» What the task requires
Assemble all lines in which the string "Produktionsverbrauchs" appears.

___ Provided entries ___

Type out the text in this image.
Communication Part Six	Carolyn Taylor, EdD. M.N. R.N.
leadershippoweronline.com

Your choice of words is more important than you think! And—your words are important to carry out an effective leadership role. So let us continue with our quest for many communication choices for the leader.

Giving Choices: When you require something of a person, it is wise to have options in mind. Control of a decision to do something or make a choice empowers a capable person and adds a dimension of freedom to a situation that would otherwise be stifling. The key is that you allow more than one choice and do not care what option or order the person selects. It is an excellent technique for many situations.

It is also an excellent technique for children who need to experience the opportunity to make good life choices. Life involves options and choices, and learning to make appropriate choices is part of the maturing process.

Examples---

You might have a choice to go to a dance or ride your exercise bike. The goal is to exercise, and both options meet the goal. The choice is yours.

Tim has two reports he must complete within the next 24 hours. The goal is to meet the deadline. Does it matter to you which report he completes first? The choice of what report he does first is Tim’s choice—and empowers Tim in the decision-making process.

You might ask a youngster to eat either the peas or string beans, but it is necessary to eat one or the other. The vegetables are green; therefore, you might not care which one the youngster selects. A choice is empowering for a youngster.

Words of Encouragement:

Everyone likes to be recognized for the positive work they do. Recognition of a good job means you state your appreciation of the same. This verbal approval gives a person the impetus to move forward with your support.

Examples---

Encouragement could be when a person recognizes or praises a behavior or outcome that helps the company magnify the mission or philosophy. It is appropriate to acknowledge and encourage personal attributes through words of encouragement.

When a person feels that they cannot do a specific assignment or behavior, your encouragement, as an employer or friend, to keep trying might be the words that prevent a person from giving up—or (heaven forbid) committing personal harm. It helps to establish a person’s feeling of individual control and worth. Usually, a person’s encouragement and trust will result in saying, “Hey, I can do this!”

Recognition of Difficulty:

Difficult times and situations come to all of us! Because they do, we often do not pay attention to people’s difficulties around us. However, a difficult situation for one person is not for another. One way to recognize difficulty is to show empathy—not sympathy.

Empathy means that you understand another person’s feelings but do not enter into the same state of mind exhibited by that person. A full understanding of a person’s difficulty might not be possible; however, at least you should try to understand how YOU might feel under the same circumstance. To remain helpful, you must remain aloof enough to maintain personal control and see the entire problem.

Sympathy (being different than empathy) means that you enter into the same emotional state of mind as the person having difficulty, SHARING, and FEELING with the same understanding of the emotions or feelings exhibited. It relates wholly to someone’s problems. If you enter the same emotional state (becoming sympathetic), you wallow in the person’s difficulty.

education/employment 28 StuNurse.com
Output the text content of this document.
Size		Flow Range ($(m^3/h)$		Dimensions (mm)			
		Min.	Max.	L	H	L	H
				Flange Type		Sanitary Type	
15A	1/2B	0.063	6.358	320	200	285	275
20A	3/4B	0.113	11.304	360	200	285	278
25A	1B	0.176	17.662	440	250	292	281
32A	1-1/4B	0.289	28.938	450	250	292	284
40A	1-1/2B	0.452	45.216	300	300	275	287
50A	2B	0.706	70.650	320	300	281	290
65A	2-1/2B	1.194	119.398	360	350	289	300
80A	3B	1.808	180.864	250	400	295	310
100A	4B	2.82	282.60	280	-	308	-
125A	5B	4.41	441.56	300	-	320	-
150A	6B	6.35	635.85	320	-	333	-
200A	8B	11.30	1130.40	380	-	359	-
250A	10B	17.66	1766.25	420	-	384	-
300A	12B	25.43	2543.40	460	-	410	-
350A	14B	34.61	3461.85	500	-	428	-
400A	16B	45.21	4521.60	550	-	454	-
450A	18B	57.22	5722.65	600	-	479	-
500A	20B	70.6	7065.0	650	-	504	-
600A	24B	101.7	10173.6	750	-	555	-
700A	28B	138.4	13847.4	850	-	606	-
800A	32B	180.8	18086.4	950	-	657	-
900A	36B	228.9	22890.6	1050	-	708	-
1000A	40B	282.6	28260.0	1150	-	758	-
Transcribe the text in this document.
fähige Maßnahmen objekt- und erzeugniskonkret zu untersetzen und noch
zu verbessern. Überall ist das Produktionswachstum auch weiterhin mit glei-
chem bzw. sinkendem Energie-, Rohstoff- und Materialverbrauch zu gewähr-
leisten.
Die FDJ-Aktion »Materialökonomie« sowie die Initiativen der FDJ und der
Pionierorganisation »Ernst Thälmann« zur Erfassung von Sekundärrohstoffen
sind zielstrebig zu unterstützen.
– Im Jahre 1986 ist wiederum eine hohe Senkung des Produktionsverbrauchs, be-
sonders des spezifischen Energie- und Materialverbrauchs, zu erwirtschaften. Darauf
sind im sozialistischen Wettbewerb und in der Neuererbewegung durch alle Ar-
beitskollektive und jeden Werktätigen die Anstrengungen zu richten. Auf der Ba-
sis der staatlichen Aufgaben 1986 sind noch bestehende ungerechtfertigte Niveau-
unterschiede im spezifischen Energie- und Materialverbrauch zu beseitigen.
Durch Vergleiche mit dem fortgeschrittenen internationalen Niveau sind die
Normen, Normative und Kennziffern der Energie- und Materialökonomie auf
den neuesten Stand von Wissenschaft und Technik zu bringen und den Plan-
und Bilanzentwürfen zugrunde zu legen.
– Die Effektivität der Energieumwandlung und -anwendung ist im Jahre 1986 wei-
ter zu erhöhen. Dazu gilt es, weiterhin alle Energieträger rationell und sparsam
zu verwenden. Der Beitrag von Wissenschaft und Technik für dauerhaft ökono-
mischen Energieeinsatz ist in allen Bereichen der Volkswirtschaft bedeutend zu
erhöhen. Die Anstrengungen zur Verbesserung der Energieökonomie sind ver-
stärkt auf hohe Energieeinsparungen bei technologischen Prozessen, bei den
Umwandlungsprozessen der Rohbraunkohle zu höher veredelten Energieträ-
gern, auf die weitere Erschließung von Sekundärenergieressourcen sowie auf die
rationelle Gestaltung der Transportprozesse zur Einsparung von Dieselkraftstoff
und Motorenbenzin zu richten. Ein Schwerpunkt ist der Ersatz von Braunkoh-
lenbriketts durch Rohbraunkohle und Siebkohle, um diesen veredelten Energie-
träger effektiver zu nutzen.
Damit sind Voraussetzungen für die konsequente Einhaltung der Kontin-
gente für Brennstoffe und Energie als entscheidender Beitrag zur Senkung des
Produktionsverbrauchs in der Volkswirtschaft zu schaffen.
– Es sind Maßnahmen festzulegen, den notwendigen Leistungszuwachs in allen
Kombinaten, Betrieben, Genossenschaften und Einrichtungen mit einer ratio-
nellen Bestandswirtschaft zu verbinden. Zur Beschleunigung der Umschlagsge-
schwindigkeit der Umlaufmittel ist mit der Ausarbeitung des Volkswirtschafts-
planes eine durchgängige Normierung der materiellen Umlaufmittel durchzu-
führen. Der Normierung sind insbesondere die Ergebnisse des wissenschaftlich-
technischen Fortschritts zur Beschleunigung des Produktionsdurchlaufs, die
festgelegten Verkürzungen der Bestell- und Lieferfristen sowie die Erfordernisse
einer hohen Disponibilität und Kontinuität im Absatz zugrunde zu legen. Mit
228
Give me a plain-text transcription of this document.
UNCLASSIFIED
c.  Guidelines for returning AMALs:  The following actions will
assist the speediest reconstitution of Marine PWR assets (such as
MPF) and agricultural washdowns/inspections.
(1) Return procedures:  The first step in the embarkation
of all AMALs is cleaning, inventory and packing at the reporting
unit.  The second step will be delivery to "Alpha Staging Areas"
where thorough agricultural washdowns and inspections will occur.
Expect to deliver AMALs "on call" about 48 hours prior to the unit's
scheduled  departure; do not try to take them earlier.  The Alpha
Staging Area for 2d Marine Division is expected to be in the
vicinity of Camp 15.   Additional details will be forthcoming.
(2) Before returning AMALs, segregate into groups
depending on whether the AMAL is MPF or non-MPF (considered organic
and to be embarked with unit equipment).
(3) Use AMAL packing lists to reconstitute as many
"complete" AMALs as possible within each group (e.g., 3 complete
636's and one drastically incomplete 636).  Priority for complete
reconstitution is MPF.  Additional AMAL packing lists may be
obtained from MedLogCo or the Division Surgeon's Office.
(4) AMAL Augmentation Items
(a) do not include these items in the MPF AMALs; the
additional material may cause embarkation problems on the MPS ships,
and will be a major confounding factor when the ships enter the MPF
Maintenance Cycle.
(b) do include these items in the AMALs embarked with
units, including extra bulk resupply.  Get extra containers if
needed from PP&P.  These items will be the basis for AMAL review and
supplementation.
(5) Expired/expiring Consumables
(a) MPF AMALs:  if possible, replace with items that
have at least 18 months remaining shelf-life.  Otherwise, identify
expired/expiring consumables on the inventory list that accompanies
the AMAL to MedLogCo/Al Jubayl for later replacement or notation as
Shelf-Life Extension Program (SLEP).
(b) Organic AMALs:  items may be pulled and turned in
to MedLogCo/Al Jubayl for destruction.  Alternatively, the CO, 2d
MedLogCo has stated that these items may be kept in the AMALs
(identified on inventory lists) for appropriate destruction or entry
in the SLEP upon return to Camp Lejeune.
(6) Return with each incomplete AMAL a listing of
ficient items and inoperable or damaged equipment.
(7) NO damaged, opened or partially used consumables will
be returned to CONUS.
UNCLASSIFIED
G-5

___

» Right answer
– Im Jahre 1986 ist wiederum eine hohe Senkung des Produktionsverbrauchs, be-
Produktionsverbrauchs in der Volkswirtschaft zu schaffen.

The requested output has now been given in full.